▶ _Given problem_
The records should be written out in full, with nothing altered.

---------- Recorded data

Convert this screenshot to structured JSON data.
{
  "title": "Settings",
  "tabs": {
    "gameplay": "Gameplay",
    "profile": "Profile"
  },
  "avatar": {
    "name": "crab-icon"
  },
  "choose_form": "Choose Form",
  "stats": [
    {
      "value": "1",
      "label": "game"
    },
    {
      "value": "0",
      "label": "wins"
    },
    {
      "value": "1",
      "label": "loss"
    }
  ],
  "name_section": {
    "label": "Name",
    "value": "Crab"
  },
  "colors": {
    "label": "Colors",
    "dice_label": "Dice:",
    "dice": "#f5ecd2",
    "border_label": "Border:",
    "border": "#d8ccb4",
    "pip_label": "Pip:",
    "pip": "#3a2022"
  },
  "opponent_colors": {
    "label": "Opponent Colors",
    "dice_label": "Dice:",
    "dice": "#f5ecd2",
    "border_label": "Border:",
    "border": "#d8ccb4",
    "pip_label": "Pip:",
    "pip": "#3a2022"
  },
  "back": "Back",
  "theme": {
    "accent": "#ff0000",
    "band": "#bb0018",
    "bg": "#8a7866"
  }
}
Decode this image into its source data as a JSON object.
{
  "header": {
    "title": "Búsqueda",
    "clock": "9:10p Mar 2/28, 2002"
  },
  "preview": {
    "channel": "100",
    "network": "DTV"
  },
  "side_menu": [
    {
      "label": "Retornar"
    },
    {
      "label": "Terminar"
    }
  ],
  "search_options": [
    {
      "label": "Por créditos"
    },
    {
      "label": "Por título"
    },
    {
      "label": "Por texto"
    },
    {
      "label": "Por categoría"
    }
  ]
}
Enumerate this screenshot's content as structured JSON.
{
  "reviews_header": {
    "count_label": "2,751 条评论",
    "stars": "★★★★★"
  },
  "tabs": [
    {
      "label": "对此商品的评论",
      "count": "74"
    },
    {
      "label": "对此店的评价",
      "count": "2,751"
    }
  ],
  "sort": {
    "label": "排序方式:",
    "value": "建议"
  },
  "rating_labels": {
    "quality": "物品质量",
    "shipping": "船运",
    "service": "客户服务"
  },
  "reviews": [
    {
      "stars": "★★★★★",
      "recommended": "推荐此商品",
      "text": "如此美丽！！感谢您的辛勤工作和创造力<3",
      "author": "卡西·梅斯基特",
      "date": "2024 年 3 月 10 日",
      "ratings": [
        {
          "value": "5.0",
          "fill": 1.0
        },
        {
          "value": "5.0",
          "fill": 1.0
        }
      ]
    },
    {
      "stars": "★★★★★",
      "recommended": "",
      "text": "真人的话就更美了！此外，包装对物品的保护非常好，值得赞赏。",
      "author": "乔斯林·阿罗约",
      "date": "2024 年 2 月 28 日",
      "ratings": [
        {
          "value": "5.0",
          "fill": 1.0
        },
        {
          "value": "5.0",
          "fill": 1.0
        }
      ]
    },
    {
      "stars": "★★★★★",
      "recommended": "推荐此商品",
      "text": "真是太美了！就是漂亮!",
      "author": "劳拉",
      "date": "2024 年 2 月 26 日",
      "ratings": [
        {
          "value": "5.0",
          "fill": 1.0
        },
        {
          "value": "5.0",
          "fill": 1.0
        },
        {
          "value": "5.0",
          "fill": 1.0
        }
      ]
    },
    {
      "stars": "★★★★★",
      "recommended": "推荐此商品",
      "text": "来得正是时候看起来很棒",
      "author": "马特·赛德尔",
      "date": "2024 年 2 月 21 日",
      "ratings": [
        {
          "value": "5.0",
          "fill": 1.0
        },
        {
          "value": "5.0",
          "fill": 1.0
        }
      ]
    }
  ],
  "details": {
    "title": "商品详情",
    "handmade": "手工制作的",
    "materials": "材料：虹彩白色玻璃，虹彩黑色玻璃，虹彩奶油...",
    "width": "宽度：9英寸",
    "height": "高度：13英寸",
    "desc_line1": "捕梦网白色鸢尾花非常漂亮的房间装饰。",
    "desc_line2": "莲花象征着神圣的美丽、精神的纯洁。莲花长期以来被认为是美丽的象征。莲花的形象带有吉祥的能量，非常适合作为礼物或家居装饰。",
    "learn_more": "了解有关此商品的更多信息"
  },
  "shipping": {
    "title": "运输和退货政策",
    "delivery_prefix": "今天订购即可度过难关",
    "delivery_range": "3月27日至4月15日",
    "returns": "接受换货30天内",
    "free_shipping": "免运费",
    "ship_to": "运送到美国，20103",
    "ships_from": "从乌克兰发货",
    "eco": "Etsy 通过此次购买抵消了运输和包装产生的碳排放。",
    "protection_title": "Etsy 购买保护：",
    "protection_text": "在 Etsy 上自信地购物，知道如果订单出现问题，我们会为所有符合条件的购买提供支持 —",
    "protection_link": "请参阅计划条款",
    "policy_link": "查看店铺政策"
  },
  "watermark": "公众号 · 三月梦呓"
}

--------------------

▶ _Result for this exercise_
Convert this screenshot to structured JSON data.
{
  "title": "Settings",
  "tabs": {
    "gameplay": "Gameplay",
    "profile": "Profile"
  },
  "avatar": {
    "name": "crab-icon"
  },
  "choose_form": "Choose Form",
  "stats": [
    {
      "value": "1",
      "label": "game"
    },
    {
      "value": "0",
      "label": "wins"
    },
    {
      "value": "1",
      "label": "loss"
    }
  ],
  "name_section": {
    "label": "Name",
    "value": "Crab"
  },
  "colors": {
    "label": "Colors",
    "dice_label": "Dice:",
    "dice": "#f5ecd2",
    "border_label": "Border:",
    "border": "#d8ccb4",
    "pip_label": "Pip:",
    "pip": "#3a2022"
  },
  "opponent_colors": {
    "label": "Opponent Colors",
    "dice_label": "Dice:",
    "dice": "#f5ecd2",
    "border_label": "Border:",
    "border": "#d8ccb4",
    "pip_label": "Pip:",
    "pip": "#3a2022"
  },
  "back": "Back",
  "theme": {
    "accent": "#ff0000",
    "band": "#bb0018",
    "bg": "#8a7866"
  }
}
Decode this image into its source data as a JSON object.
{
  "header": {
    "title": "Búsqueda",
    "clock": "9:10p Mar 2/28, 2002"
  },
  "preview": {
    "channel": "100",
    "network": "DTV"
  },
  "side_menu": [
    {
      "label": "Retornar"
    },
    {
      "label": "Terminar"
    }
  ],
  "search_options": [
    {
      "label": "Por créditos"
    },
    {
      "label": "Por título"
    },
    {
      "label": "Por texto"
    },
    {
      "label": "Por categoría"
    }
  ]
}
Enumerate this screenshot's content as structured JSON.
{
  "reviews_header": {
    "count_label": "2,751 条评论",
    "stars": "★★★★★"
  },
  "tabs": [
    {
      "label": "对此商品的评论",
      "count": "74"
    },
    {
      "label": "对此店的评价",
      "count": "2,751"
    }
  ],
  "sort": {
    "label": "排序方式:",
    "value": "建议"
  },
  "rating_labels": {
    "quality": "物品质量",
    "shipping": "船运",
    "service": "客户服务"
  },
  "reviews": [
    {
      "stars": "★★★★★",
      "recommended": "推荐此商品",
      "text": "如此美丽！！感谢您的辛勤工作和创造力<3",
      "author": "卡西·梅斯基特",
      "date": "2024 年 3 月 10 日",
      "ratings": [
        {
          "value": "5.0",
          "fill": 1.0
        },
        {
          "value": "5.0",
          "fill": 1.0
        }
      ]
    },
    {
      "stars": "★★★★★",
      "recommended": "",
      "text": "真人的话就更美了！此外，包装对物品的保护非常好，值得赞赏。",
      "author": "乔斯林·阿罗约",
      "date": "2024 年 2 月 28 日",
      "ratings": [
        {
          "value": "5.0",
          "fill": 1.0
        },
        {
          "value": "5.0",
          "fill": 1.0
        }
      ]
    },
    {
      "stars": "★★★★★",
      "recommended": "推荐此商品",
      "text": "真是太美了！就是漂亮!",
      "author": "劳拉",
      "date": "2024 年 2 月 26 日",
      "ratings": [
        {
          "value": "5.0",
          "fill": 1.0
        },
        {
          "value": "5.0",
          "fill": 1.0
        },
        {
          "value": "5.0",
          "fill": 1.0
        }
      ]
    },
    {
      "stars": "★★★★★",
      "recommended": "推荐此商品",
      "text": "来得正是时候看起来很棒",
      "author": "马特·赛德尔",
      "date": "2024 年 2 月 21 日",
      "ratings": [
        {
          "value": "5.0",
          "fill": 1.0
        },
        {
          "value": "5.0",
          "fill": 1.0
        }
      ]
    }
  ],
  "details": {
    "title": "商品详情",
    "handmade": "手工制作的",
    "materials": "材料：虹彩白色玻璃，虹彩黑色玻璃，虹彩奶油...",
    "width": "宽度：9英寸",
    "height": "高度：13英寸",
    "desc_line1": "捕梦网白色鸢尾花非常漂亮的房间装饰。",
    "desc_line2": "莲花象征着神圣的美丽、精神的纯洁。莲花长期以来被认为是美丽的象征。莲花的形象带有吉祥的能量，非常适合作为礼物或家居装饰。",
    "learn_more": "了解有关此商品的更多信息"
  },
  "shipping": {
    "title": "运输和退货政策",
    "delivery_prefix": "今天订购即可度过难关",
    "delivery_range": "3月27日至4月15日",
    "returns": "接受换货30天内",
    "free_shipping": "免运费",
    "ship_to": "运送到美国，20103",
    "ships_from": "从乌克兰发货",
    "eco": "Etsy 通过此次购买抵消了运输和包装产生的碳排放。",
    "protection_title": "Etsy 购买保护：",
    "protection_text": "在 Etsy 上自信地购物，知道如果订单出现问题，我们会为所有符合条件的购买提供支持 —",
    "protection_link": "请参阅计划条款",
    "policy_link": "查看店铺政策"
  },
  "watermark": "公众号 · 三月梦呓"
}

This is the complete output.